-- BEGIN RECORDS PROVIDED --

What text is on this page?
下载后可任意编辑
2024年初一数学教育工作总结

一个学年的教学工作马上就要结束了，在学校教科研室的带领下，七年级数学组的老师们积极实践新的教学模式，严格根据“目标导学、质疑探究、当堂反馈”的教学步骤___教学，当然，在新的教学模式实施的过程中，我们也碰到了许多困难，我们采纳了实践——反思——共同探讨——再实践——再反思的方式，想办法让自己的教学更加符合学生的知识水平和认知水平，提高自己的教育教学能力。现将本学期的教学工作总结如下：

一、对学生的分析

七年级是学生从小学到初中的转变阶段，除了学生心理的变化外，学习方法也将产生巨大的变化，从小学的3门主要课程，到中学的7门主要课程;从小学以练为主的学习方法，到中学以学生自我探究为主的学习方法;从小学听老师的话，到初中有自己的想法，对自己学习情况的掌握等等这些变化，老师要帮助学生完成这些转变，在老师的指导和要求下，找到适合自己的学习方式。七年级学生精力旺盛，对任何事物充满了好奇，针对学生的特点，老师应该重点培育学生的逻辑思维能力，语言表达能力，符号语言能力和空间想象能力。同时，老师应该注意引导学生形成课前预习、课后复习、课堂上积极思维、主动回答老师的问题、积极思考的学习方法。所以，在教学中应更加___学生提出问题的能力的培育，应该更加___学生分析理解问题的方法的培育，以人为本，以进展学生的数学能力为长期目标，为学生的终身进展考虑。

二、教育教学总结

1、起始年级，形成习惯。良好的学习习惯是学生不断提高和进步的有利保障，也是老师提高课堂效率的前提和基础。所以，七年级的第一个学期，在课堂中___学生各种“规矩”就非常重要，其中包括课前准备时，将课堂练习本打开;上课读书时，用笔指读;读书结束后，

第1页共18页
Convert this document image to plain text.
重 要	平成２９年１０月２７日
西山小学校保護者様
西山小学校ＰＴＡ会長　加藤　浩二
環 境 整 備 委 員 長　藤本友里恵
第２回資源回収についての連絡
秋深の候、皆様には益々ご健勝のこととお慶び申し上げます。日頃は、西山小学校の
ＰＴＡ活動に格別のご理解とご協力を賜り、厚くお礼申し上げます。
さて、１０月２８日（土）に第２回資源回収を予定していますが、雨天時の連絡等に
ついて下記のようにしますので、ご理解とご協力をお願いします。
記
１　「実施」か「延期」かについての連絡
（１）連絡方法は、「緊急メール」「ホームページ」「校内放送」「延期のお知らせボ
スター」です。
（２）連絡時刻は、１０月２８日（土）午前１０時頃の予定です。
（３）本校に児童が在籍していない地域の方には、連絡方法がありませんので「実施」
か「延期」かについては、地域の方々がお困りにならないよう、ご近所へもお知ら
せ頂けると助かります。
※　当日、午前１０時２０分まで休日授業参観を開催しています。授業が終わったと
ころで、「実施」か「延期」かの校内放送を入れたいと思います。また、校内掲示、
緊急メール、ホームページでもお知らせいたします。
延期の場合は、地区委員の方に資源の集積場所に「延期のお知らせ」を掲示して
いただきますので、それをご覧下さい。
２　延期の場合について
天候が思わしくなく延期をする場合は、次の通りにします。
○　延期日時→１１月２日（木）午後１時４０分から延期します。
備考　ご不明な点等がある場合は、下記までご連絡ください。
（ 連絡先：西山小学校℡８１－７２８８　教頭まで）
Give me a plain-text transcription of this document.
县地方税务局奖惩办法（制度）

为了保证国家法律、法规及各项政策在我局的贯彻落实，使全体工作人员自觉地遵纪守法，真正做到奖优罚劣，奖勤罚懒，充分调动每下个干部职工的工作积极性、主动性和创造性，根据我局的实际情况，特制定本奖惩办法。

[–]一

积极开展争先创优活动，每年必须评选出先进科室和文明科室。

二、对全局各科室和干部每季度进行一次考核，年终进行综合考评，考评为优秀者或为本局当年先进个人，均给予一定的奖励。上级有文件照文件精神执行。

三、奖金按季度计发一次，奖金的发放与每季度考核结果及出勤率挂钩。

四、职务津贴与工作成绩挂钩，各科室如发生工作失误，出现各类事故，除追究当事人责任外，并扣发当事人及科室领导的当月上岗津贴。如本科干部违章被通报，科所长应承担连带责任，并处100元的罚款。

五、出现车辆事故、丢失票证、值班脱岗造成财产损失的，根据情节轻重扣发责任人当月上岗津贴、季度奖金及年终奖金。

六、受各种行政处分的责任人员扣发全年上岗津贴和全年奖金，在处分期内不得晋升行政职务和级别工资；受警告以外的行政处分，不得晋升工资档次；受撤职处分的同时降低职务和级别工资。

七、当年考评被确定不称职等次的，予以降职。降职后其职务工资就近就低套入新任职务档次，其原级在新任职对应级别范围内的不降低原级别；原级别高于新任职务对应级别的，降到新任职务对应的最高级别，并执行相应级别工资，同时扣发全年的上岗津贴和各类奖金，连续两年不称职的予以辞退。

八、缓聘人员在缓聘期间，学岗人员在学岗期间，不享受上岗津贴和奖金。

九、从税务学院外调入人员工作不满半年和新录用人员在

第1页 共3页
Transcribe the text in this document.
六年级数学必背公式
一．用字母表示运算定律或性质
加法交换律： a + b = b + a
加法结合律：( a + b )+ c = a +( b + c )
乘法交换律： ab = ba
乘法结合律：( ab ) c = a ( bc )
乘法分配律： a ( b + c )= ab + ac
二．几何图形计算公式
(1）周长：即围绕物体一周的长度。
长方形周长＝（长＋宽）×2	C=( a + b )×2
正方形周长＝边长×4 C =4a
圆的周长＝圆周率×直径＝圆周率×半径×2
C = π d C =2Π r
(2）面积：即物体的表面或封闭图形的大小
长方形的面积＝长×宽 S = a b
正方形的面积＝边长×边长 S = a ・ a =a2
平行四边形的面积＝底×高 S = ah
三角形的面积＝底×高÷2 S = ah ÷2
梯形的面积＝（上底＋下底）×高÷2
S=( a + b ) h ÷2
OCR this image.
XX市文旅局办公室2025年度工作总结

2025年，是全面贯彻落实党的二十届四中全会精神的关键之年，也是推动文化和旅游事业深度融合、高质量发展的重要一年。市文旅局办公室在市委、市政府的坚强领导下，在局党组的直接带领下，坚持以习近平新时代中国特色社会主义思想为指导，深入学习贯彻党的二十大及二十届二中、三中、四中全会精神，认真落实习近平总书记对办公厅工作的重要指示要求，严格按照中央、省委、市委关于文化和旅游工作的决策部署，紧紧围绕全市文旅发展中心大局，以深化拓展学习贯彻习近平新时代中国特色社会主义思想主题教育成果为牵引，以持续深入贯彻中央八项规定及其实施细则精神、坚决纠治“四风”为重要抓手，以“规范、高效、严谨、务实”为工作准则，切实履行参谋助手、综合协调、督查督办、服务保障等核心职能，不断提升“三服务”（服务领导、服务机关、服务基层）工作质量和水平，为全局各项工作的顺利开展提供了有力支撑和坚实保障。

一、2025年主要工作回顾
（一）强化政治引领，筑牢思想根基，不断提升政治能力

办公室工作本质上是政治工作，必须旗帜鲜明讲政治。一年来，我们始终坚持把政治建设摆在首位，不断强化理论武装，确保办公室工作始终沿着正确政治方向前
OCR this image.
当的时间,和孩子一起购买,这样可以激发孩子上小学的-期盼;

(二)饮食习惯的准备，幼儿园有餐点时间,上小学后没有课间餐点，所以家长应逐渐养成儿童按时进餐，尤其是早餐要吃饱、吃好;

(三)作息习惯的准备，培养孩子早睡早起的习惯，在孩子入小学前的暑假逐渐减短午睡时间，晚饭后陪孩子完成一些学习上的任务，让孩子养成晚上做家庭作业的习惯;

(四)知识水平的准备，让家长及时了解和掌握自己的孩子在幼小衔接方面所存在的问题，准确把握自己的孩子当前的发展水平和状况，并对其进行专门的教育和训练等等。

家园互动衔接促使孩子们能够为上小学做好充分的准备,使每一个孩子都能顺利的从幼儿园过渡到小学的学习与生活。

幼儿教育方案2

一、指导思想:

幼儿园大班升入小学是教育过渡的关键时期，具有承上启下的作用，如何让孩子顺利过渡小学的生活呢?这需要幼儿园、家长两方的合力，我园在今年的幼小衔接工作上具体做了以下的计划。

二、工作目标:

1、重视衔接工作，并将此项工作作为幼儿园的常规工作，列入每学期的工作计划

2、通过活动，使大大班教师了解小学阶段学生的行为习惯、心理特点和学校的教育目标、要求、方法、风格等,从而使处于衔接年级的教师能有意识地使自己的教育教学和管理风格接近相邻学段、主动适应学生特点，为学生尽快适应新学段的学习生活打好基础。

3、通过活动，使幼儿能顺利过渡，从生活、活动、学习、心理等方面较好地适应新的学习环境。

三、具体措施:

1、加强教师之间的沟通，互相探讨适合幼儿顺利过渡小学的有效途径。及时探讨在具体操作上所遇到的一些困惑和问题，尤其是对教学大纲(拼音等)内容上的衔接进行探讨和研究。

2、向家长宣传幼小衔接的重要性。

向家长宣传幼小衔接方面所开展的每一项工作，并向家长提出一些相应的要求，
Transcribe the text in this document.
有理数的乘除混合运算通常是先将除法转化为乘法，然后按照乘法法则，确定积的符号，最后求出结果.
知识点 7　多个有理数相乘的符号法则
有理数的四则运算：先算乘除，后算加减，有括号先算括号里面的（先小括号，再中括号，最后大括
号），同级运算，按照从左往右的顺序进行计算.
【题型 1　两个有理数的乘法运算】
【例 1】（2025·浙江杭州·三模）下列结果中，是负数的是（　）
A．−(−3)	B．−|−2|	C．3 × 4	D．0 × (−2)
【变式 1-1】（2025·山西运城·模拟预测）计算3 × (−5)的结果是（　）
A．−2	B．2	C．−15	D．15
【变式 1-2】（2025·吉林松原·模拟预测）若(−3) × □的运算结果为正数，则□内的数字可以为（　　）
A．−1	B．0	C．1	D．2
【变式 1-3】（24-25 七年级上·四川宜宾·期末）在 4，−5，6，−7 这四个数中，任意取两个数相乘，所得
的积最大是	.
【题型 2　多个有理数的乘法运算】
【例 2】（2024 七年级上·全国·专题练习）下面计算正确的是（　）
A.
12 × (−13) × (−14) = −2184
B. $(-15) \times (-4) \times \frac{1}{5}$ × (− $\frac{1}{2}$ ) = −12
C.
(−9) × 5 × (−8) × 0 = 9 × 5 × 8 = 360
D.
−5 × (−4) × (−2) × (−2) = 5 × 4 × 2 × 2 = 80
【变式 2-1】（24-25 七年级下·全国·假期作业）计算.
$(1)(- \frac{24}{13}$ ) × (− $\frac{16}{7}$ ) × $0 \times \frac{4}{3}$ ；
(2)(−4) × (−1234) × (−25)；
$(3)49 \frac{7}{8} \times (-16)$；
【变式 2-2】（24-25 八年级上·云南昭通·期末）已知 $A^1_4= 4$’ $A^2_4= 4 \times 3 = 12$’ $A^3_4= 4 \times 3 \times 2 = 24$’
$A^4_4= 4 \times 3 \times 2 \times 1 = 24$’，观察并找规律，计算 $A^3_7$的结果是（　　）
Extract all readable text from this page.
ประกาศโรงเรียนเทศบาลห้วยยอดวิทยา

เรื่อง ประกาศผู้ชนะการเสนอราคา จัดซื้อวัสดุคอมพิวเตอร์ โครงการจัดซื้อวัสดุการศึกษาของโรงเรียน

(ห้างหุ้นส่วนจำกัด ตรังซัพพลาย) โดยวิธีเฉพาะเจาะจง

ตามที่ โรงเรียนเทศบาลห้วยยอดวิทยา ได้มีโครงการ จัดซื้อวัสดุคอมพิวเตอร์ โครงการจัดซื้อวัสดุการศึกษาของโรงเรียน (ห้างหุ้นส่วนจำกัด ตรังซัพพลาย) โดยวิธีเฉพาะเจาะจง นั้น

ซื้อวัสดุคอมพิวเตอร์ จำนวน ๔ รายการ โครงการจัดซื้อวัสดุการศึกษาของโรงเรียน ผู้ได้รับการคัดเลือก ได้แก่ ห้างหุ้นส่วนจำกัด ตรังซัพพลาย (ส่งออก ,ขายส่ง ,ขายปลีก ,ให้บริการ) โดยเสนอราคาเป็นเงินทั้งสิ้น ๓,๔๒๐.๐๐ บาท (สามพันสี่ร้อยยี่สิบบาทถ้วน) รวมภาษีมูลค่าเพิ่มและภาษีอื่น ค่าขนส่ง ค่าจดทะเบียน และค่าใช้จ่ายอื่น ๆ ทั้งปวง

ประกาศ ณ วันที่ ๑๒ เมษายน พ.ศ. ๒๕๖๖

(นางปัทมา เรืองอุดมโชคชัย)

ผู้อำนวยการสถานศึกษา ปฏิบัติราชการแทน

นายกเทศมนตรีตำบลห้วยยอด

-- END RECORDS PROVIDED --

**BRIEF:** Take every line from the records above that has the word "通过活动" and copy it.

**RESPONSE BELOW:**
2、通过活动，使大大班教师了解小学阶段学生的行为习惯、心理特点和学校的教育目标、要求、方法、风格等,从而使处于衔接年级的教师能有意识地使自己的教育教学和管理风格接近相邻学段、主动适应学生特点，为学生尽快适应新学段的学习生活打好基础。
3、通过活动，使幼儿能顺利过渡，从生活、活动、学习、心理等方面较好地适应新的学习环境。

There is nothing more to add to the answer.